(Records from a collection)
::::::::
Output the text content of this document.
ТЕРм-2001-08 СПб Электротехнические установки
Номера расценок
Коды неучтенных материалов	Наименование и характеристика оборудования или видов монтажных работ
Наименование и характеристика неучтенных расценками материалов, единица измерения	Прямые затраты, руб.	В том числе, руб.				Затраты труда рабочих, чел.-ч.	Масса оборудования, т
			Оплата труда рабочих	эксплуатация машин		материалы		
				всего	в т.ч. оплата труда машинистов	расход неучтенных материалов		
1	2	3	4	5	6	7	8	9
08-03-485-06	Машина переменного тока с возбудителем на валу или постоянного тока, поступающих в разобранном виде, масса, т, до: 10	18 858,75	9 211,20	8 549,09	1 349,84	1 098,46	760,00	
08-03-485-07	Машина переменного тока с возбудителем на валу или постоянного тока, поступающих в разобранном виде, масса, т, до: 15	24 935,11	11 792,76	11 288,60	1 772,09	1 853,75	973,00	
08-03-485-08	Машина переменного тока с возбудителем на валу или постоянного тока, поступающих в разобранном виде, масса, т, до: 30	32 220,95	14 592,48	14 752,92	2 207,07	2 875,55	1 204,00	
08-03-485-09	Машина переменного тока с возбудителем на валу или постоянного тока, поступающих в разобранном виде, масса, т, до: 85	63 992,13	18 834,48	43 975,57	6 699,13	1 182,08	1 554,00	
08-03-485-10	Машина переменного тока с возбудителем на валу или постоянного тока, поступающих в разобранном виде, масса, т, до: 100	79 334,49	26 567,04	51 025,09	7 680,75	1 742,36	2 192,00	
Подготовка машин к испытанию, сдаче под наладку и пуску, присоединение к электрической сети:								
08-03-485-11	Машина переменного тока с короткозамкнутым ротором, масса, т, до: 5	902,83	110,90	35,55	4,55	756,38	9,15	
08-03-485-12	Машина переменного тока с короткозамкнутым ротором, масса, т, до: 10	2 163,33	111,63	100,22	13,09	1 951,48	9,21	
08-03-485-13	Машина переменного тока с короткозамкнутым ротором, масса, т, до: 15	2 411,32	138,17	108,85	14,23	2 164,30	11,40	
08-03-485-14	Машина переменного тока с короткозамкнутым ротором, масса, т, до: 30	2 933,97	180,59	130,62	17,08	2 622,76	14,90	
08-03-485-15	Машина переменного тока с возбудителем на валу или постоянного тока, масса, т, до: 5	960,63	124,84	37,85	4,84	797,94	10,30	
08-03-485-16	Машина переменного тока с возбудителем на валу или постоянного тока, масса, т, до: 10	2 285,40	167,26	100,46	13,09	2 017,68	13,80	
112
::::::::
→ Exercise requirements: The whole listing above needs to be written out again exactly.

→ Solution below:
Output the text content of this document.
ТЕРм-2001-08 СПб Электротехнические установки
Номера расценок
Коды неучтенных материалов	Наименование и характеристика оборудования или видов монтажных работ
Наименование и характеристика неучтенных расценками материалов, единица измерения	Прямые затраты, руб.	В том числе, руб.				Затраты труда рабочих, чел.-ч.	Масса оборудования, т
			Оплата труда рабочих	эксплуатация машин		материалы		
				всего	в т.ч. оплата труда машинистов	расход неучтенных материалов		
1	2	3	4	5	6	7	8	9
08-03-485-06	Машина переменного тока с возбудителем на валу или постоянного тока, поступающих в разобранном виде, масса, т, до: 10	18 858,75	9 211,20	8 549,09	1 349,84	1 098,46	760,00	
08-03-485-07	Машина переменного тока с возбудителем на валу или постоянного тока, поступающих в разобранном виде, масса, т, до: 15	24 935,11	11 792,76	11 288,60	1 772,09	1 853,75	973,00	
08-03-485-08	Машина переменного тока с возбудителем на валу или постоянного тока, поступающих в разобранном виде, масса, т, до: 30	32 220,95	14 592,48	14 752,92	2 207,07	2 875,55	1 204,00	
08-03-485-09	Машина переменного тока с возбудителем на валу или постоянного тока, поступающих в разобранном виде, масса, т, до: 85	63 992,13	18 834,48	43 975,57	6 699,13	1 182,08	1 554,00	
08-03-485-10	Машина переменного тока с возбудителем на валу или постоянного тока, поступающих в разобранном виде, масса, т, до: 100	79 334,49	26 567,04	51 025,09	7 680,75	1 742,36	2 192,00	
Подготовка машин к испытанию, сдаче под наладку и пуску, присоединение к электрической сети:								
08-03-485-11	Машина переменного тока с короткозамкнутым ротором, масса, т, до: 5	902,83	110,90	35,55	4,55	756,38	9,15	
08-03-485-12	Машина переменного тока с короткозамкнутым ротором, масса, т, до: 10	2 163,33	111,63	100,22	13,09	1 951,48	9,21	
08-03-485-13	Машина переменного тока с короткозамкнутым ротором, масса, т, до: 15	2 411,32	138,17	108,85	14,23	2 164,30	11,40	
08-03-485-14	Машина переменного тока с короткозамкнутым ротором, масса, т, до: 30	2 933,97	180,59	130,62	17,08	2 622,76	14,90	
08-03-485-15	Машина переменного тока с возбудителем на валу или постоянного тока, масса, т, до: 5	960,63	124,84	37,85	4,84	797,94	10,30	
08-03-485-16	Машина переменного тока с возбудителем на валу или постоянного тока, масса, т, до: 10	2 285,40	167,26	100,46	13,09	2 017,68	13,80	
112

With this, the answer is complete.